Collected data
* * * *
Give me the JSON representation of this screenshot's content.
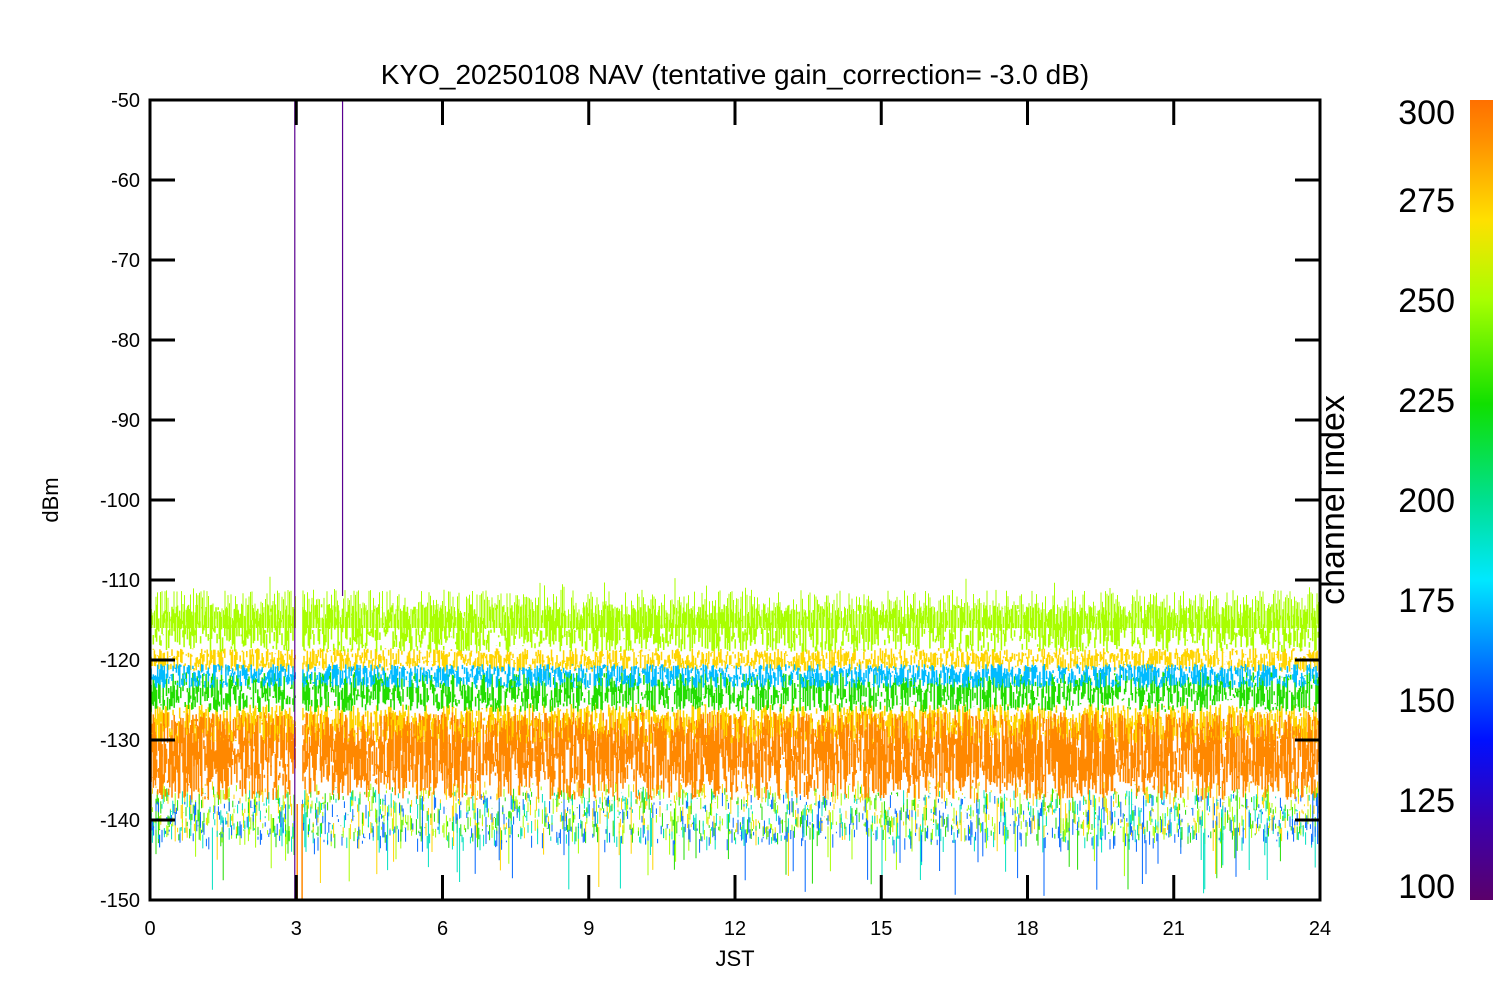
{
  "chart_data": {
    "type": "line",
    "title": "KYO_20250108 NAV (tentative gain_correction= -3.0 dB)",
    "xlabel": "JST",
    "ylabel": "dBm",
    "xlim": [
      0,
      24
    ],
    "ylim": [
      -150,
      -50
    ],
    "x_ticks": [
      "0",
      "3",
      "6",
      "9",
      "12",
      "15",
      "18",
      "21",
      "24"
    ],
    "y_ticks": [
      "-50",
      "-60",
      "-70",
      "-80",
      "-90",
      "-100",
      "-110",
      "-120",
      "-130",
      "-140",
      "-150"
    ],
    "colorbar": {
      "label": "channel index",
      "range": [
        100,
        300
      ],
      "ticks": [
        "300",
        "275",
        "250",
        "225",
        "200",
        "175",
        "150",
        "125",
        "100"
      ],
      "colormap": "rainbow"
    },
    "series": [
      {
        "channel_index": 290,
        "color": "#ff8800",
        "mean_dbm": -132,
        "half_spread_dbm": 5.5
      },
      {
        "channel_index": 275,
        "color": "#ffd400",
        "mean_dbm": -128,
        "half_spread_dbm": 2.5
      },
      {
        "channel_index": 270,
        "color": "#ffd400",
        "mean_dbm": -120,
        "half_spread_dbm": 1.5
      },
      {
        "channel_index": 255,
        "color": "#a8ff00",
        "mean_dbm": -116,
        "half_spread_dbm": 3.0
      },
      {
        "channel_index": 225,
        "color": "#22dd00",
        "mean_dbm": -124,
        "half_spread_dbm": 2.5
      },
      {
        "channel_index": 165,
        "color": "#00bbff",
        "mean_dbm": -122,
        "half_spread_dbm": 1.5
      },
      {
        "channel_index": 290,
        "color": "#ff8800",
        "mean_dbm": -131,
        "half_spread_dbm": 4.5
      }
    ],
    "lower_fringe": {
      "mean_dbm": -138,
      "half_spread_dbm": 3.0,
      "colors": [
        "#ffd400",
        "#a8ff00",
        "#22dd00",
        "#00e0c0",
        "#0066ff"
      ]
    },
    "spikes": [
      {
        "x": 2.97,
        "y_top": -50,
        "y_bottom": -150,
        "color": "#5a0090"
      },
      {
        "x": 3.95,
        "y_top": -50,
        "y_bottom": -112,
        "color": "#5a0090"
      }
    ],
    "data_gap": {
      "x_start": 3.0,
      "x_end": 3.12
    }
  }
}
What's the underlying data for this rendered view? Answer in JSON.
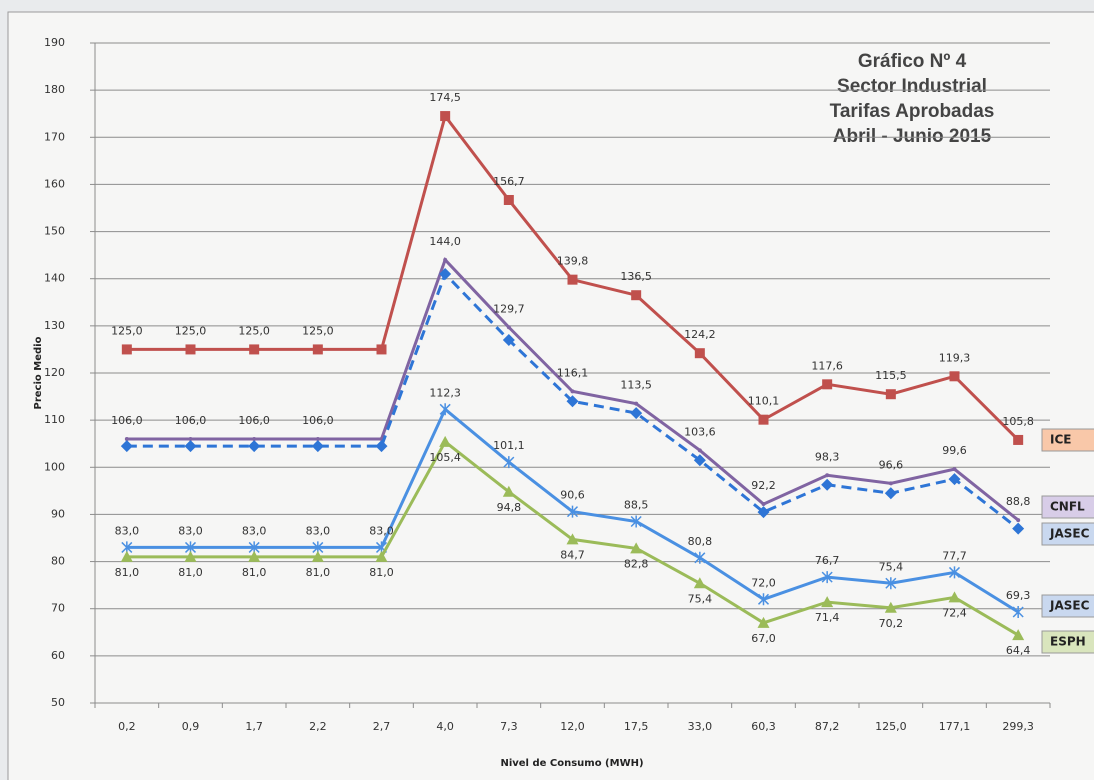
{
  "chart_data": {
    "type": "line",
    "title_lines": [
      "Gráfico Nº 4",
      "Sector Industrial",
      "Tarifas Aprobadas",
      "Abril - Junio 2015"
    ],
    "y_label": "Precio Medio",
    "x_label": "Nivel de Consumo (MWH)",
    "categories": [
      "0,2",
      "0,9",
      "1,7",
      "2,2",
      "2,7",
      "4,0",
      "7,3",
      "12,0",
      "17,5",
      "33,0",
      "60,3",
      "87,2",
      "125,0",
      "177,1",
      "299,3"
    ],
    "ylim": [
      50,
      190
    ],
    "yticks": [
      50,
      60,
      70,
      80,
      90,
      100,
      110,
      120,
      130,
      140,
      150,
      160,
      170,
      180,
      190
    ],
    "grid": true,
    "series": [
      {
        "name": "ICE",
        "color": "#c0504d",
        "marker": "square",
        "dashed": false,
        "values": [
          125,
          125,
          125,
          125,
          125,
          174.5,
          156.7,
          139.8,
          136.5,
          124.2,
          110.1,
          117.6,
          115.5,
          119.3,
          105.8
        ],
        "value_labels": [
          "125,0",
          "125,0",
          "125,0",
          "125,0",
          null,
          "174,5",
          "156,7",
          "139,8",
          "136,5",
          "124,2",
          "110,1",
          "117,6",
          "115,5",
          "119,3",
          "105,8"
        ]
      },
      {
        "name": "CNFL",
        "color": "#8064a2",
        "marker": "none",
        "dashed": false,
        "values": [
          106,
          106,
          106,
          106,
          106,
          144.0,
          129.7,
          116.1,
          113.5,
          103.6,
          92.2,
          98.3,
          96.6,
          99.6,
          88.8
        ],
        "value_labels": [
          "106,0",
          "106,0",
          "106,0",
          "106,0",
          null,
          "144,0",
          "129,7",
          "116,1",
          "113,5",
          "103,6",
          "92,2",
          "98,3",
          "96,6",
          "99,6",
          "88,8"
        ]
      },
      {
        "name": "JASEC Pro",
        "color": "#2e75d6",
        "marker": "diamond",
        "dashed": true,
        "values": [
          104.5,
          104.5,
          104.5,
          104.5,
          104.5,
          141,
          127,
          114,
          111.5,
          101.5,
          90.5,
          96.3,
          94.5,
          97.5,
          87
        ]
      },
      {
        "name": "JASEC",
        "color": "#4a90e2",
        "marker": "star",
        "dashed": false,
        "values": [
          83,
          83,
          83,
          83,
          83,
          112.3,
          101.1,
          90.6,
          88.5,
          80.8,
          72.0,
          76.7,
          75.4,
          77.7,
          69.3
        ],
        "value_labels": [
          "83,0",
          "83,0",
          "83,0",
          "83,0",
          "83,0",
          "112,3",
          "101,1",
          "90,6",
          "88,5",
          "80,8",
          "72,0",
          "76,7",
          "75,4",
          "77,7",
          "69,3"
        ]
      },
      {
        "name": "ESPH",
        "color": "#9bbb59",
        "marker": "triangle",
        "dashed": false,
        "values": [
          81,
          81,
          81,
          81,
          81,
          105.4,
          94.8,
          84.7,
          82.8,
          75.4,
          67.0,
          71.4,
          70.2,
          72.4,
          64.4
        ],
        "value_labels": [
          "81,0",
          "81,0",
          "81,0",
          "81,0",
          "81,0",
          "105,4",
          "94,8",
          "84,7",
          "82,8",
          "75,4",
          "67,0",
          "71,4",
          "70,2",
          "72,4",
          "64,4"
        ]
      }
    ]
  }
}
* * * *
> [WHAT YOU WILL DO]: Your task is to list each line of the records with the word "this".

> [PROBLEM SOLUTION]:
Give me the JSON representation of this screenshot's content.
What's the underlying data for this rendered view? Answer in JSON.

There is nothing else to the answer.